++++ Data records ++++

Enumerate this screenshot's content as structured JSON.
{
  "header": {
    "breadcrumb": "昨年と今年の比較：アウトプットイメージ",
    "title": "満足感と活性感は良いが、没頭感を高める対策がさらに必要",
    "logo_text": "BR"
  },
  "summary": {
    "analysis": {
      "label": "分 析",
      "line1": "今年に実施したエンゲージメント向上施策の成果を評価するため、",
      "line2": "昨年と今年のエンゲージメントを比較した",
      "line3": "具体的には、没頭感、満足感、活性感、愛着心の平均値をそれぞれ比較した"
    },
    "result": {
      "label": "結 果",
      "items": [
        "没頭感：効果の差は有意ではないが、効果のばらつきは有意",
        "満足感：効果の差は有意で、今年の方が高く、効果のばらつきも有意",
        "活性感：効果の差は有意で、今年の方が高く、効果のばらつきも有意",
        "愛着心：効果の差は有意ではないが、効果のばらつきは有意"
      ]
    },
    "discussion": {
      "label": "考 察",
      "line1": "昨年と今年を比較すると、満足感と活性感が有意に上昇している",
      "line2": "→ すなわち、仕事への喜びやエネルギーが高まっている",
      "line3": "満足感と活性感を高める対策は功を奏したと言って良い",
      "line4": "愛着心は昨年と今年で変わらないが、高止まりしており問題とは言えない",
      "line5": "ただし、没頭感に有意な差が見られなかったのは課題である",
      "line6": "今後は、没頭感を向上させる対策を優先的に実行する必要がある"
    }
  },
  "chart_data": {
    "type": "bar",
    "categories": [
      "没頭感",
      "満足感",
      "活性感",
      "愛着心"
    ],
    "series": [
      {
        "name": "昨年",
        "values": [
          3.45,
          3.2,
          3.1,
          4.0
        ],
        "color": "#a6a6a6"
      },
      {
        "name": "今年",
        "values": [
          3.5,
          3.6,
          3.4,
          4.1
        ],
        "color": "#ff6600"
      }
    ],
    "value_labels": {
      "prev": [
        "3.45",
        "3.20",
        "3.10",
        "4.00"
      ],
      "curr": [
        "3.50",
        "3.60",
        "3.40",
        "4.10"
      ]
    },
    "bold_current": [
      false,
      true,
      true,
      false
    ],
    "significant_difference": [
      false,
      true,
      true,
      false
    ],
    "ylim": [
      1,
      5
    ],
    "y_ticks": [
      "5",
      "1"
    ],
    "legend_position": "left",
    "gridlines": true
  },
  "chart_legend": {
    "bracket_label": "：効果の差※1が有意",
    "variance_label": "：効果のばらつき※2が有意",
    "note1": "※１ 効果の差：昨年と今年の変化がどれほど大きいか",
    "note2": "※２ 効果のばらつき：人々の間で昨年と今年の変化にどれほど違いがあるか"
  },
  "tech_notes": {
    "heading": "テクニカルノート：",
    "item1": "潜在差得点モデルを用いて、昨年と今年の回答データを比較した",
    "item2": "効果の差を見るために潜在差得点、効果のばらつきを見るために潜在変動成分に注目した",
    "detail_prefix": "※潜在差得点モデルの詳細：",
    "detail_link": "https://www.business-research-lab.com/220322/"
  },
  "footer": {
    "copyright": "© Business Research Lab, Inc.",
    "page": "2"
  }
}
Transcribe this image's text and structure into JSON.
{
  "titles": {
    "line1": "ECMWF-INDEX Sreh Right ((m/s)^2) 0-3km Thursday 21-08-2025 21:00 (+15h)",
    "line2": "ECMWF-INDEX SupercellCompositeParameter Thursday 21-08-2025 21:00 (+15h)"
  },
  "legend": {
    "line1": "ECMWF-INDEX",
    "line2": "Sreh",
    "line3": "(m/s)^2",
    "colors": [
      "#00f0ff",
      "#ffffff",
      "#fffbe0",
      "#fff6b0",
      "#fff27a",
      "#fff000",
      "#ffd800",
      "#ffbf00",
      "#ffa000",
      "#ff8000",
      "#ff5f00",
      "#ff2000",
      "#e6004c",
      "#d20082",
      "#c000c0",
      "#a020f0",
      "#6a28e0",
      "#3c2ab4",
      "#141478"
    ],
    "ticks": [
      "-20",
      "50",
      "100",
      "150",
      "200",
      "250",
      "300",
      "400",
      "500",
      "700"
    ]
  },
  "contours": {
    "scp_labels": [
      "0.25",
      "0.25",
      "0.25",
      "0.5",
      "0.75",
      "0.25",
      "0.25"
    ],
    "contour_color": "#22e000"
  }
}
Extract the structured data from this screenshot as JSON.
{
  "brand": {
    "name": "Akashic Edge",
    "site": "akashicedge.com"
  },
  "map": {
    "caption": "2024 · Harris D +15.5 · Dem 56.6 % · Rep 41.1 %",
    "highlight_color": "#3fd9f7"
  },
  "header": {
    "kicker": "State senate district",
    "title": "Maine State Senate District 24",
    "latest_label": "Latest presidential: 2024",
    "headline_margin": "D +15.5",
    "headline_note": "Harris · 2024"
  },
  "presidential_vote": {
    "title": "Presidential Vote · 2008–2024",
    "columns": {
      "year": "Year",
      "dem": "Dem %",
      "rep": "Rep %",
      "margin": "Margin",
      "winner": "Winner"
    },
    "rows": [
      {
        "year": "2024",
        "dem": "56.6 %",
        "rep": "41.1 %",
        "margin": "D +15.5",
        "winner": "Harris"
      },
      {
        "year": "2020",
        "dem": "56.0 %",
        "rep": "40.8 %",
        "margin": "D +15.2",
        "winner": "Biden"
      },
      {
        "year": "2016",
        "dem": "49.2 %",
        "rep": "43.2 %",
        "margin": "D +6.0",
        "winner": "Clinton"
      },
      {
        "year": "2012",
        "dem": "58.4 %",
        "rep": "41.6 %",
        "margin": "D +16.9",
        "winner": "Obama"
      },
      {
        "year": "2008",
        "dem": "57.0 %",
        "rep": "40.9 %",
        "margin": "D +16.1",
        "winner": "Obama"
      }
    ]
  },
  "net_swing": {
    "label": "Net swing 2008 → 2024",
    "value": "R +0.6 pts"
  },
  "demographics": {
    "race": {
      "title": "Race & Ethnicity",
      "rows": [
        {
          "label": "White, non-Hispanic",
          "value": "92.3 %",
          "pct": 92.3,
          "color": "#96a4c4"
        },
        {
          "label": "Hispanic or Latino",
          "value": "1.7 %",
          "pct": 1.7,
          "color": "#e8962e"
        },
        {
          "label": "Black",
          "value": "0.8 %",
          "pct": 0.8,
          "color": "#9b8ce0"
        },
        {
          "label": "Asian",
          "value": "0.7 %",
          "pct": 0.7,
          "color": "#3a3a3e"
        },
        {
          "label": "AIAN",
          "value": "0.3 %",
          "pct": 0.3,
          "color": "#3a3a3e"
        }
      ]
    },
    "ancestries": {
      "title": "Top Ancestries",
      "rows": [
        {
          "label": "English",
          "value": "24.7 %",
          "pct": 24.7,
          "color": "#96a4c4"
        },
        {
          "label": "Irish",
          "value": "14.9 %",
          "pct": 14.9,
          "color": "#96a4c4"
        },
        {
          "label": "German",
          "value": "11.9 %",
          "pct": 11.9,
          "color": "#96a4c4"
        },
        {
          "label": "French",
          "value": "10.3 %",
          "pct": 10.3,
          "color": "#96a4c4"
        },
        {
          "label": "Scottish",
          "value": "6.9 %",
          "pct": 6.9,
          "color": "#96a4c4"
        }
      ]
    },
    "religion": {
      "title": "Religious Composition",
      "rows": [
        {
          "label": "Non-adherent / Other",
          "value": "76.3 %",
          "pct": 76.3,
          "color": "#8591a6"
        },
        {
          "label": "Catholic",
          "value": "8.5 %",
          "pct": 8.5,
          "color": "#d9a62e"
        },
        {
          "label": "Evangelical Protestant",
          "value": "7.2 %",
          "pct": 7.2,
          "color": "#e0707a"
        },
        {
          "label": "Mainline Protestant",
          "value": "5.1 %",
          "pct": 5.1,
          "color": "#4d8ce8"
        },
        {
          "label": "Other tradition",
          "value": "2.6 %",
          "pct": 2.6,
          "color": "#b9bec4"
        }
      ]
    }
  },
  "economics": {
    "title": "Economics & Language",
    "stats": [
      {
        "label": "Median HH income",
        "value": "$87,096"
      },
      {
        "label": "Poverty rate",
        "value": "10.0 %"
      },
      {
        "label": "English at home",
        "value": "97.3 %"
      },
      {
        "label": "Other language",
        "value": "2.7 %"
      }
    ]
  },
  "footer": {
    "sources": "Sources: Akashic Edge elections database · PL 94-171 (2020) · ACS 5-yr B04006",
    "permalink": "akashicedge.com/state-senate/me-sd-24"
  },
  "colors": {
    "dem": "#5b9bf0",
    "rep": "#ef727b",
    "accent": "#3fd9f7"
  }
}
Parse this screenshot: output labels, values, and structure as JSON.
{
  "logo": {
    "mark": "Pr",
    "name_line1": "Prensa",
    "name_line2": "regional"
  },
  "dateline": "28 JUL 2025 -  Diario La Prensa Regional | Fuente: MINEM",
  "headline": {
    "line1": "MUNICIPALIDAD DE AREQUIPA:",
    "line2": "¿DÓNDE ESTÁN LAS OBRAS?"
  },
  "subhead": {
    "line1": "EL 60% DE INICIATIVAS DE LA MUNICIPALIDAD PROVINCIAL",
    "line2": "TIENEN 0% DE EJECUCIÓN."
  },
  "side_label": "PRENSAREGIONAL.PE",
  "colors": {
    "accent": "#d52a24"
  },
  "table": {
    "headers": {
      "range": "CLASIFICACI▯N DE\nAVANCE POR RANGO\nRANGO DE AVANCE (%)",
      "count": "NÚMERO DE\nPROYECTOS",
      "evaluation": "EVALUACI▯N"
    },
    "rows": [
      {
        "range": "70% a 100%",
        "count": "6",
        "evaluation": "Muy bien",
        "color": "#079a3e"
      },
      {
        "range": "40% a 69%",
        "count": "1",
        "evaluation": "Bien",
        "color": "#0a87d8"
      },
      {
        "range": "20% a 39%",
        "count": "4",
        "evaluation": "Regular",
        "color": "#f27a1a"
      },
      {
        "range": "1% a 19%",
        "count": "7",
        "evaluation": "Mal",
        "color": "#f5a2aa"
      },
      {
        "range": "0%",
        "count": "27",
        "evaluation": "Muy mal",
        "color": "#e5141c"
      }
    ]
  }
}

++++

● Written problem
Extract every line above that contains the word "winner".

● Response
      "winner": "Winner"
        "winner": "Harris"
        "winner": "Biden"
        "winner": "Clinton"
        "winner": "Obama"
        "winner": "Obama"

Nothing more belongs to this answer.